▶ _提示された文章_
= = =

DE&IとSDGs:未来志向の人権経営(2)
本コラムは、近年、投資家や経営者の注目を集めているDE&Iについて、今や多くの経営者に馴染み深い「持続可能な開発目標」(SDGs)やビジネスと人権に関連付けながら、前後半に分けて解説しています。前半のコラムでは、主に「DE&I」の意味やビジネスの文脈における論点について解説しました。後半にあたる今回は、DE&Iを取り巻く状況を概説し、DE&Iの文脈で考える未来志向の人権経営について紹介します。
DE&Iを取り巻く状況
(1)国際的動向
DE&Iは、ESG(環境・社会・ガバナンス)のうちS(社会)における重要な要素で、人権と深く関連する概念です。世界の5,372の資産運用会社などが加盟(2023年6月時点)し計121.3兆米ドルを運用(2021年3月時点)する国連責任投資原則(PRI)は[ 1 ]、ESGを投資決定プロセスに組み込み、DE&Iを推奨しています[ 2 ]。さらに、G7が創設した投資家リーダーシップネットワーク(ILN)は、DE&Iを重要アジェンダと位置付け、企業の包摂性に関する取り組みを評価するためのガイダンスである「The Inclusive Finance Playbook」を公表しています[ 3 ]。
国際的には、企業のDE&I推進を加速させるため、企業の経営陣の多様性を求める動きが見られます。EUは、域内の上場企業に対し、2026年6月までに、社外取締役のうち最低でも40%、または全取締役のうち最低でも33%を「進出度の低い性(underrepresented sex)」 とすることを義務化しています[ 4 ]。また、英国では、金融行為規制機構(FCA)が、2022年4月以降、上場企業に対し、取締役会の40%以上が女性であること、上級独立取締役の1人以上が女性であること、役員の1人以上が白人以外のマイノリティであることを求めるなど[ 5 ]しています。
(2)国内の動向
日本においても、近年、労働者や雇用形態が多様化する中、さまざまな法令や制度の整備が進んでいます(図表1)。例えば、女性活躍推進法は、一定数以上の労働者を雇用する企業に対して、女性の活躍に関する現状の把握・公表、課題の分析や行動計画の策定などを義務付けています。また、2022年の改正によって、男女間賃金差異の公表が一部義務化されました。障害者雇用促進法は、障がい者に対する差別を禁止し、合理的配慮を提供することなどを義務付けています。さらに、2022年以降の改正によって、障がい者の適正な雇用管理のみならず、職業能力の開発および向上に関する措置の実施を通じて障がい者の雇用の安定を図るよう努めることが義務とされ、障がい者の法定雇用率の段階的引き上げも決定されました。

= = =

▶ _練習課題 1_
一覧の最初の行から「users-icon xyxy=(103,482,122,496)」を含む行まで(両端を含む)を書き出してください。空行は除き、番号付きの箇条書きにしてください。

▶ _記録データ_
= = =

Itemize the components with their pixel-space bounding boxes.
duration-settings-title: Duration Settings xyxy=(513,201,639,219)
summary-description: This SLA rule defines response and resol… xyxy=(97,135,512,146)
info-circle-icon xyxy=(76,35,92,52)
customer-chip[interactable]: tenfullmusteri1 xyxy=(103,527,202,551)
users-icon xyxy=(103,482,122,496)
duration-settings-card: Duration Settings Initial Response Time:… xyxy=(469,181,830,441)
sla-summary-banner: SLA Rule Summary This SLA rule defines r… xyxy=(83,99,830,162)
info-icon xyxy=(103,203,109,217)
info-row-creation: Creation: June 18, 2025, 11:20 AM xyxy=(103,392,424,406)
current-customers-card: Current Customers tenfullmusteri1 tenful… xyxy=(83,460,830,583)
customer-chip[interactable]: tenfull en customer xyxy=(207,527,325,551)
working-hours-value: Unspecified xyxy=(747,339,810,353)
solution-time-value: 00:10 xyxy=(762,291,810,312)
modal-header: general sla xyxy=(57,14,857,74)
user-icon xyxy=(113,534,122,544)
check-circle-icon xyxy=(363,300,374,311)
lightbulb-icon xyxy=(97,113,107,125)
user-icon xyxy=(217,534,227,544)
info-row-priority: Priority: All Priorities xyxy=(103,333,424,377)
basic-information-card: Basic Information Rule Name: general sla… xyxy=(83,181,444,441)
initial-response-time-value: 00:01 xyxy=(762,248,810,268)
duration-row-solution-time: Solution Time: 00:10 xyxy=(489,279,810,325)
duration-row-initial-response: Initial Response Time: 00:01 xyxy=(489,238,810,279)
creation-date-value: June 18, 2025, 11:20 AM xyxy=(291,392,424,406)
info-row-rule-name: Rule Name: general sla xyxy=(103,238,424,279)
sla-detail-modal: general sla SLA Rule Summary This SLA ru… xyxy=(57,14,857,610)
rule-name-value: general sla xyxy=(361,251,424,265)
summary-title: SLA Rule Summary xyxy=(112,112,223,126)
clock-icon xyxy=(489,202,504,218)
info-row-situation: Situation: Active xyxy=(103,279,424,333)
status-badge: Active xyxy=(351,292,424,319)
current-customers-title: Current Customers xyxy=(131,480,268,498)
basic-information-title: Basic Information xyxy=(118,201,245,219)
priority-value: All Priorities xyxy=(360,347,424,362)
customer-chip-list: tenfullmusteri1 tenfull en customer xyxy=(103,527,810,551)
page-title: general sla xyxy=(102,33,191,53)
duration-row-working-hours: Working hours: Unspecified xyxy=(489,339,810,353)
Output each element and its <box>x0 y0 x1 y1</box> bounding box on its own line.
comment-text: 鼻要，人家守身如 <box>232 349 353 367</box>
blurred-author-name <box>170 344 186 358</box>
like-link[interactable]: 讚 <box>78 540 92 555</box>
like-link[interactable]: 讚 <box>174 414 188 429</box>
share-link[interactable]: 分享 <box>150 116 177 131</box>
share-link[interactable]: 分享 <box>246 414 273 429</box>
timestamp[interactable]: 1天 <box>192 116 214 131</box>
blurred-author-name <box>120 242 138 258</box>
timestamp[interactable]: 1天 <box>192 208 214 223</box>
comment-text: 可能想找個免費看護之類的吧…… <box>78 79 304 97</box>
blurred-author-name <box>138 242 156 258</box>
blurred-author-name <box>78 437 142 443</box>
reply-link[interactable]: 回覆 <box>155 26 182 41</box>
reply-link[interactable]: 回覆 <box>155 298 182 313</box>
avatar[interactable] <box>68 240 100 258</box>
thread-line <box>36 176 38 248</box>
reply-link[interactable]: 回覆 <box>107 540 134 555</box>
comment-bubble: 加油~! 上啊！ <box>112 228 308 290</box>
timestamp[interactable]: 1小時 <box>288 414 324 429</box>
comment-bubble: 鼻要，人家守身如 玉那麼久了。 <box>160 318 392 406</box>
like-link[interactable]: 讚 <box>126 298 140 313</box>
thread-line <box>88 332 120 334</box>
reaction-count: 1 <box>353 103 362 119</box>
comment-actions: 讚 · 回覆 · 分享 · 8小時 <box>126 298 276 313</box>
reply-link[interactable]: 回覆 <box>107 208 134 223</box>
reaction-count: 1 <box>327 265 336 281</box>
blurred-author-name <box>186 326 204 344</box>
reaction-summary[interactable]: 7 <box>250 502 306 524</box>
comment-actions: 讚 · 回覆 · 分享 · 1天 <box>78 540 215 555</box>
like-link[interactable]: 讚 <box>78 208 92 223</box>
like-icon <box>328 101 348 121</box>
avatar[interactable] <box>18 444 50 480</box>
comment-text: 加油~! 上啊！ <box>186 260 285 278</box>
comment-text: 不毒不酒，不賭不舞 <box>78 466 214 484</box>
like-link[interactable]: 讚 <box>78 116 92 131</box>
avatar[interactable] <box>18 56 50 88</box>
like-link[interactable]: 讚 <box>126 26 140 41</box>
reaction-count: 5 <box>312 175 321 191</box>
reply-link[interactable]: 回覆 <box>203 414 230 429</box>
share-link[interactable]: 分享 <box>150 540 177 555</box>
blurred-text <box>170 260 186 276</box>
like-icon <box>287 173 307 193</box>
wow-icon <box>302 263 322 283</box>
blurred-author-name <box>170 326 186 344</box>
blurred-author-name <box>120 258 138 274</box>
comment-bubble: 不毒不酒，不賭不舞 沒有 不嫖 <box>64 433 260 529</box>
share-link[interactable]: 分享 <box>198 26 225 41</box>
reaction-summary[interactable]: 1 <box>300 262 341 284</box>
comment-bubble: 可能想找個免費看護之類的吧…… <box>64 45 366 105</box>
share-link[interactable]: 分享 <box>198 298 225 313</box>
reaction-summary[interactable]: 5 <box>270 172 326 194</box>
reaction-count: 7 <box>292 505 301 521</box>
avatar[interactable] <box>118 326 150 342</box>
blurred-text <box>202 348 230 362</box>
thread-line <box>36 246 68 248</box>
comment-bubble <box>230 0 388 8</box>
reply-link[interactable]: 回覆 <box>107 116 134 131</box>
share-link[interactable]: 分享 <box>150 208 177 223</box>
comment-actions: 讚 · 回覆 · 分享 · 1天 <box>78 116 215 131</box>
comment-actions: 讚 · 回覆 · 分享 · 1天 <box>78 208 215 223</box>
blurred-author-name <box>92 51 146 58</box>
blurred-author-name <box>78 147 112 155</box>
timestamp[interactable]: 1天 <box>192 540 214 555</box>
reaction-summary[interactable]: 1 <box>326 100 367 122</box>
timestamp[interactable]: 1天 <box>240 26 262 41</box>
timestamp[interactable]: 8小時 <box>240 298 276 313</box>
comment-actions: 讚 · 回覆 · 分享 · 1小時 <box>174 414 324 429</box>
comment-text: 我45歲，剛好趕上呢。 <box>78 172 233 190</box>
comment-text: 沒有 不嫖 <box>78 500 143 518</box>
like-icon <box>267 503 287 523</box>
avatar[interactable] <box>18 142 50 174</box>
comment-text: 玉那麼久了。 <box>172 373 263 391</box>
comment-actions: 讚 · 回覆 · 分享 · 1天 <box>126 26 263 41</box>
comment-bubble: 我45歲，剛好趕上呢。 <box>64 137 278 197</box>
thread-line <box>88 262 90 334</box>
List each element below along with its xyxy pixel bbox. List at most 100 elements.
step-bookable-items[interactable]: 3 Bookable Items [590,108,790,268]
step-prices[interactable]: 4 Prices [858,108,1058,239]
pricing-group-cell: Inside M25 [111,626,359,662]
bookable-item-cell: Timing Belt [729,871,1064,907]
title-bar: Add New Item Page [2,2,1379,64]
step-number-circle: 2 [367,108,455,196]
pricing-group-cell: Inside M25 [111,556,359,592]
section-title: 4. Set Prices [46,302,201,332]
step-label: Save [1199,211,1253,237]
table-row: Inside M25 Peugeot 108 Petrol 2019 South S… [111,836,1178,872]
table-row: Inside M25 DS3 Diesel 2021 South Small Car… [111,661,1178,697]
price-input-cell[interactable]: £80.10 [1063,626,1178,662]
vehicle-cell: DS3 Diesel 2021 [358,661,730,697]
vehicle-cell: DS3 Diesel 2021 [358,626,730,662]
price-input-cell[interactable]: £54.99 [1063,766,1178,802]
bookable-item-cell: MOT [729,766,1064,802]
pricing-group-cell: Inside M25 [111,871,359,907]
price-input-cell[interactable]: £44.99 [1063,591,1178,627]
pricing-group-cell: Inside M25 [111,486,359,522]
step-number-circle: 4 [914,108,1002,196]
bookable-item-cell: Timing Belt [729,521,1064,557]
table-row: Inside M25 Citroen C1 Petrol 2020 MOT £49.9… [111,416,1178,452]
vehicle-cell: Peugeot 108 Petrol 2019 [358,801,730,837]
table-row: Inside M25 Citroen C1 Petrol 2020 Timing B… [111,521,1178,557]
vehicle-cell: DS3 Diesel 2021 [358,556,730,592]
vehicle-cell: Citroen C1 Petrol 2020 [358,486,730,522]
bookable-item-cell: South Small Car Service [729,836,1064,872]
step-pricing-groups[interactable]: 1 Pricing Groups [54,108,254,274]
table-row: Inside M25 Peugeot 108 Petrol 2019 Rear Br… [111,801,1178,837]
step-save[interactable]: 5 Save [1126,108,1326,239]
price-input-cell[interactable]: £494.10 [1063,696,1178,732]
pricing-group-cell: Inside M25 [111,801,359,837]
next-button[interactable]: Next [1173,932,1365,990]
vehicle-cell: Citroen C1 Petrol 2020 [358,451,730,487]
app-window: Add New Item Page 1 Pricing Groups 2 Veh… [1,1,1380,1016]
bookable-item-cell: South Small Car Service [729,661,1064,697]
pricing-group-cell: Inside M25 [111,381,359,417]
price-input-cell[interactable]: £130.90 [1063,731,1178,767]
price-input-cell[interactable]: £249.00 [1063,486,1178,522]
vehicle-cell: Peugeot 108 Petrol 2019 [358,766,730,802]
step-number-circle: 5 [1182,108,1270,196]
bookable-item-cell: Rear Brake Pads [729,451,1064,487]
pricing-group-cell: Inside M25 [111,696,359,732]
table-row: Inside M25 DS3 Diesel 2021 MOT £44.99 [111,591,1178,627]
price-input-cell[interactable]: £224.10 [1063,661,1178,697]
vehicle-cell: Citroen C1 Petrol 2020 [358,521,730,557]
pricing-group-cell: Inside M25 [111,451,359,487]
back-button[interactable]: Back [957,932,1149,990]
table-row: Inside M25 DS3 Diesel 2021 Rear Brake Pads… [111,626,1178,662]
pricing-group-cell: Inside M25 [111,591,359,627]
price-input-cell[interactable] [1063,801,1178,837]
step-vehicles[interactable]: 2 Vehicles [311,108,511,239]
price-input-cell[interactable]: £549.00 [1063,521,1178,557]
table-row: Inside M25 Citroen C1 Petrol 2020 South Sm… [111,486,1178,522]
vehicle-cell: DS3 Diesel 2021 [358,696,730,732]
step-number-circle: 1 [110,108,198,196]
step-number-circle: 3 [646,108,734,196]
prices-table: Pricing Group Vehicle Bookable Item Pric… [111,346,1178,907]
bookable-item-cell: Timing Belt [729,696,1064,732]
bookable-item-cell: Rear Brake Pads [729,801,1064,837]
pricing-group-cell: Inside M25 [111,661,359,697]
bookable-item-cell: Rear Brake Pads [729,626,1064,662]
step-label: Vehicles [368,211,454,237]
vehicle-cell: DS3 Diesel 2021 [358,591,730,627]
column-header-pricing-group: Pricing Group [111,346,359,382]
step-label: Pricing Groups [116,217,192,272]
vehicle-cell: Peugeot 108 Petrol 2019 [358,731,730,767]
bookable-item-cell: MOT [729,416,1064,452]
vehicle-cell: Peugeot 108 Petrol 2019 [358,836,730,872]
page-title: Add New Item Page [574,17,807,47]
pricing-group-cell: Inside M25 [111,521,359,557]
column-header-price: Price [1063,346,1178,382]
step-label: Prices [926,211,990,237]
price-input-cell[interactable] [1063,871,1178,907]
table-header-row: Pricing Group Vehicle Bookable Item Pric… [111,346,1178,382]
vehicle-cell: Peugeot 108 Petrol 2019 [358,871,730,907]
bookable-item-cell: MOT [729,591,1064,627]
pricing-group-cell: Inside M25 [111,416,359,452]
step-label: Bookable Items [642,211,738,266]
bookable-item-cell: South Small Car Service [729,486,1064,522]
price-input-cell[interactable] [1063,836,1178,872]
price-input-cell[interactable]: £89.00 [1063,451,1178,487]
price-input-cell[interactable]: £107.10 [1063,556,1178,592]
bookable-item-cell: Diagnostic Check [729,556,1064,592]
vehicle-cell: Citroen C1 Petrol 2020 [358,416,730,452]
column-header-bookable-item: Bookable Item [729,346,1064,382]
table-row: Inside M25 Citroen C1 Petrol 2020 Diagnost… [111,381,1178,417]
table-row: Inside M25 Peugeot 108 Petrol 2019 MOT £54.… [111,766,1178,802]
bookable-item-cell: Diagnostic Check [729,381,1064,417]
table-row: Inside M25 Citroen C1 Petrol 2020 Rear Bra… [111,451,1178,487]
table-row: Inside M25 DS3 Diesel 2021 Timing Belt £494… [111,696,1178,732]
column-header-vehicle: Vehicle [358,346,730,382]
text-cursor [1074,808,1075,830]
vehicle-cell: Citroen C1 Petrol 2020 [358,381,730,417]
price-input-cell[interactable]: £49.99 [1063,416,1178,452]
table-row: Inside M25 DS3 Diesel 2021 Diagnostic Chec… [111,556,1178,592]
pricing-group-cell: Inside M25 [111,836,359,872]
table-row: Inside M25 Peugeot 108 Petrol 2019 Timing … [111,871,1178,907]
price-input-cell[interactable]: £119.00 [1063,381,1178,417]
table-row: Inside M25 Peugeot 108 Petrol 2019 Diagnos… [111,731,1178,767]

= = =

▶ _練習課題 2_
提示された文章によると、2022年の女性活躍推進法の改正で一部義務化されたのは何の公表ですか。

▶ _解答例 1_
1. Itemize the components with their pixel-space bounding boxes.
2. duration-settings-title: Duration Settings xyxy=(513,201,639,219)
3. summary-description: This SLA rule defines response and resol… xyxy=(97,135,512,146)
4. info-circle-icon xyxy=(76,35,92,52)
5. customer-chip[interactable]: tenfullmusteri1 xyxy=(103,527,202,551)
6. users-icon xyxy=(103,482,122,496)

▶ _解答例 2_
男女間賃金差異の公表です。